• **What the exercise asks**
What is the number of lines holding the word "image"? Give that number alone.

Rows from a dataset
········

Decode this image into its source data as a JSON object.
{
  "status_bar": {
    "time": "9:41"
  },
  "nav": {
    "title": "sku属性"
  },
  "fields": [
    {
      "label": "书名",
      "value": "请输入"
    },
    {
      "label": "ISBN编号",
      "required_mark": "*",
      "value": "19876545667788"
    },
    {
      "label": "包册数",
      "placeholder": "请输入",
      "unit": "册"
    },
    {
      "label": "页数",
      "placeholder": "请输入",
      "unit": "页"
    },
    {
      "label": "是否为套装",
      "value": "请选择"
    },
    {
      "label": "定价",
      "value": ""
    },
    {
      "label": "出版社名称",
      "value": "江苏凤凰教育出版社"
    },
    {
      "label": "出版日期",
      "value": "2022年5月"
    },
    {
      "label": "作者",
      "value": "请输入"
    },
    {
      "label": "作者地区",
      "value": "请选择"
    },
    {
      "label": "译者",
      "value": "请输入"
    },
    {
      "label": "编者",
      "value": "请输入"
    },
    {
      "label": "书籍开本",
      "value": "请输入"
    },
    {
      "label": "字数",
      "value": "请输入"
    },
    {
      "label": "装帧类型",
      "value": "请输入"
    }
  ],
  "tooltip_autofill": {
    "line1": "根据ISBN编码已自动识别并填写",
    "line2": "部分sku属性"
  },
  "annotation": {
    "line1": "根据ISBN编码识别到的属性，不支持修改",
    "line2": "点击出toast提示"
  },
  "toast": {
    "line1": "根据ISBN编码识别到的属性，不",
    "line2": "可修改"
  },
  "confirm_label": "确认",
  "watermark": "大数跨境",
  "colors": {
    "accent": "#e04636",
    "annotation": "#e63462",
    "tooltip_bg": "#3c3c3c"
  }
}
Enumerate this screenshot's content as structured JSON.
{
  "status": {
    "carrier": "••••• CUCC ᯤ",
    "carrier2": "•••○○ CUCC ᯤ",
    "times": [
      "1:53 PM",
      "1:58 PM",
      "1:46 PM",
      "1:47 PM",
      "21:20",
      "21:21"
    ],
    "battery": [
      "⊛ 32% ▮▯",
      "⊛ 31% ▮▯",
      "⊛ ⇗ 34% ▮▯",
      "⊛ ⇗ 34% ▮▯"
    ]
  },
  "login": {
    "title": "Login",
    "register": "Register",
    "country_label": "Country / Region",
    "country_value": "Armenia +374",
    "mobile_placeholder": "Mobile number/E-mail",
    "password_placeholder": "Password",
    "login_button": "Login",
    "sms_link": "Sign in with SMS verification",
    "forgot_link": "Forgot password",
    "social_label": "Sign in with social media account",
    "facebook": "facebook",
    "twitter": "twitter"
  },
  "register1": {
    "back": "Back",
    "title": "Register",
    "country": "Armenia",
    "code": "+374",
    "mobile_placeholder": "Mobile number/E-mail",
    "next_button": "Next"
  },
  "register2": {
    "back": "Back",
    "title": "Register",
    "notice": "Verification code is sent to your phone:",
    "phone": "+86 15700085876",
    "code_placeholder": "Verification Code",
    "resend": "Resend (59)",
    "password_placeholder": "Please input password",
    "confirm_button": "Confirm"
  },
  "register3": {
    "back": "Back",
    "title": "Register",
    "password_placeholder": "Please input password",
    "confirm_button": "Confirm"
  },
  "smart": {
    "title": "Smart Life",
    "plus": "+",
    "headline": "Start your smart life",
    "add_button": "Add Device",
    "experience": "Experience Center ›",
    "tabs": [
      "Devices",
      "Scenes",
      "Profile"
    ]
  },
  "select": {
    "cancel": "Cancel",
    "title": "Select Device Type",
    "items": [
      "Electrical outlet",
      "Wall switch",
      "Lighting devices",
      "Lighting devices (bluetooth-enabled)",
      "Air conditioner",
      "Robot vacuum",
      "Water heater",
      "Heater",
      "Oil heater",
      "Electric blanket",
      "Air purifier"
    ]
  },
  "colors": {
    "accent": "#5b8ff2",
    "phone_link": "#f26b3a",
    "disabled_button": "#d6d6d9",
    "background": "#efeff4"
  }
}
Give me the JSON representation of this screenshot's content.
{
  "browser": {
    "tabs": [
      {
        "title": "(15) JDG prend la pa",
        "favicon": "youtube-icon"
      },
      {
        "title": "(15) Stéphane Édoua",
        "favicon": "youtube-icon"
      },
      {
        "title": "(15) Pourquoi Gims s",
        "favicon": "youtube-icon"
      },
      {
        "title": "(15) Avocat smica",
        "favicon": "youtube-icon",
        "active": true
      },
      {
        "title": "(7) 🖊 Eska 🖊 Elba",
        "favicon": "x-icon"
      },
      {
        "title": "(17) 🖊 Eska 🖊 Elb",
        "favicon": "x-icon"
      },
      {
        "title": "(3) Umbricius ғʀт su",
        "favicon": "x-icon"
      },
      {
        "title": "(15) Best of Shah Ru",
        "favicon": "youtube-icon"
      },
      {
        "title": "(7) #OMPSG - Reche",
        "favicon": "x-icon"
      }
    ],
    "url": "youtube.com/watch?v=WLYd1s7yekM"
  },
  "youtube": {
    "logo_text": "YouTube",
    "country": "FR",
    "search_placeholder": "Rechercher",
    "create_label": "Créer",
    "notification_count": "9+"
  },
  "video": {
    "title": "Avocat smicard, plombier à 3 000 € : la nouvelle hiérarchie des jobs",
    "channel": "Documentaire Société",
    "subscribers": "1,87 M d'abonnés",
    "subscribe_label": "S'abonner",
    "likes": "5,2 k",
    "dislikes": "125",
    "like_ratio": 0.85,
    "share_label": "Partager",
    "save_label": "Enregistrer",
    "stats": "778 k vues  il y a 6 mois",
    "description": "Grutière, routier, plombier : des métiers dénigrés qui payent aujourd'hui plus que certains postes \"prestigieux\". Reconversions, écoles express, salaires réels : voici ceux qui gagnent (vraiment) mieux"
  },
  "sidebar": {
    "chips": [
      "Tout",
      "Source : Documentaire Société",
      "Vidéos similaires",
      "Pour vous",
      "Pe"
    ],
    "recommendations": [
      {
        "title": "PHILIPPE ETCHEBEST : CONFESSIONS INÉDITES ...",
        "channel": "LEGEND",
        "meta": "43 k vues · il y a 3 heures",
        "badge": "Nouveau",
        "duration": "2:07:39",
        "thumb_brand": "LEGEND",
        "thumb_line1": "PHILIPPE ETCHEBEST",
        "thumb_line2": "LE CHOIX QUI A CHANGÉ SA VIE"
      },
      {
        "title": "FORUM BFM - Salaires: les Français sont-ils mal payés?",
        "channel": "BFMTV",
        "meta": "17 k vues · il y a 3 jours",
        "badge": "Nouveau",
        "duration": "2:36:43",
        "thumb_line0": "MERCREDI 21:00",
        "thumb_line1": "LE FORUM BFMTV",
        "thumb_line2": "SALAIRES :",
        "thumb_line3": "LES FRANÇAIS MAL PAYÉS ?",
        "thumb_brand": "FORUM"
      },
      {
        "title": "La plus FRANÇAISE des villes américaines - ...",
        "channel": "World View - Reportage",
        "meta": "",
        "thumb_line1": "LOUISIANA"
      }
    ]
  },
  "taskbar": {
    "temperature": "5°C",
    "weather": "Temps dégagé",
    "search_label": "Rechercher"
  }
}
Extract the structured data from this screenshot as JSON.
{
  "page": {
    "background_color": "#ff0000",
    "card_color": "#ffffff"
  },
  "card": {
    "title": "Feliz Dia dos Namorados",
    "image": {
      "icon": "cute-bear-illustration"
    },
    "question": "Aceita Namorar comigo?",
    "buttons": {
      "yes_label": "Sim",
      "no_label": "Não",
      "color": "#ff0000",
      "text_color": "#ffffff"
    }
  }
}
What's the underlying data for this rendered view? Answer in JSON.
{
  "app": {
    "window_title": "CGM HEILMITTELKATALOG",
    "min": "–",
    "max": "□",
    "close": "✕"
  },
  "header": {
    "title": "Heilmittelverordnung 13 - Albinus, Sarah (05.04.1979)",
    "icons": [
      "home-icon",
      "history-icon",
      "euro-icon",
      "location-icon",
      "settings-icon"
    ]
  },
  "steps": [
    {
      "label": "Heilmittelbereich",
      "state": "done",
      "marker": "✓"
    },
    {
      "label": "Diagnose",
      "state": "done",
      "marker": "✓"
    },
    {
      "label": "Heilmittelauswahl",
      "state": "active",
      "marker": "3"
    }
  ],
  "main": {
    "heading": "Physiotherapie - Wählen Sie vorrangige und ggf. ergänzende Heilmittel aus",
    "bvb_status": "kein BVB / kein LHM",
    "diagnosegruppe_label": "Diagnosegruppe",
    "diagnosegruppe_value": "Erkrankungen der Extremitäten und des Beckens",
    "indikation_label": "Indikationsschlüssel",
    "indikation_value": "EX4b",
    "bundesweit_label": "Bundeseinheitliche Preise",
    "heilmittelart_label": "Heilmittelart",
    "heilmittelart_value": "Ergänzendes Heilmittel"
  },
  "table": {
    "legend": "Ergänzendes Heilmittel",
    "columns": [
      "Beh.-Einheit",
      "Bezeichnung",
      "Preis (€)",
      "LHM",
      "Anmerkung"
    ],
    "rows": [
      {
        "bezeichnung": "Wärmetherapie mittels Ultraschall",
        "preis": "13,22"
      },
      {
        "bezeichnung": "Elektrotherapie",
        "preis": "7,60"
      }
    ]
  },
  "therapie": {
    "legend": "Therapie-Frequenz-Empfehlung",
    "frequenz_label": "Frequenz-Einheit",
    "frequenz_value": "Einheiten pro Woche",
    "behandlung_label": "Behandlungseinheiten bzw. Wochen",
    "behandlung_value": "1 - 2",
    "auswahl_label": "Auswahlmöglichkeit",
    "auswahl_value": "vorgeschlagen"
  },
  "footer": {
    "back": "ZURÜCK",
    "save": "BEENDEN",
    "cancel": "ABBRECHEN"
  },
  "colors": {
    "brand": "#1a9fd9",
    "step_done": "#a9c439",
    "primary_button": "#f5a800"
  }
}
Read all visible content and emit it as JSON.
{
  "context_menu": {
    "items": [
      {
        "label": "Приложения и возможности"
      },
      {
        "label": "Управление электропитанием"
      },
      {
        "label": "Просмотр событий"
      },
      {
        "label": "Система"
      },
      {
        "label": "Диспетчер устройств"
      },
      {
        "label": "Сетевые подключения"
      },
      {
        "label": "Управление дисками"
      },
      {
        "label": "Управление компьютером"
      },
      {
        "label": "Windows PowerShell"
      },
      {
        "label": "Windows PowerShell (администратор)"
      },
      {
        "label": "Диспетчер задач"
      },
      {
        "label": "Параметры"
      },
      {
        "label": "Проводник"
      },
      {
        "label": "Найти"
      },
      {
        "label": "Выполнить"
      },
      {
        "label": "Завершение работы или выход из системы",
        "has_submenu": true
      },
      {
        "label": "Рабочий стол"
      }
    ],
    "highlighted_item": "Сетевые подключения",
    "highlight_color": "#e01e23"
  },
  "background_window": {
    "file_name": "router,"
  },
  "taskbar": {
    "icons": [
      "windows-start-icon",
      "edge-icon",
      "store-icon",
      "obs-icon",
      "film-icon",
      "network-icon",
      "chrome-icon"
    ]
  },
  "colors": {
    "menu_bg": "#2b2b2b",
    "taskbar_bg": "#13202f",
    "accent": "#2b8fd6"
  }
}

········

• **Full answer**
2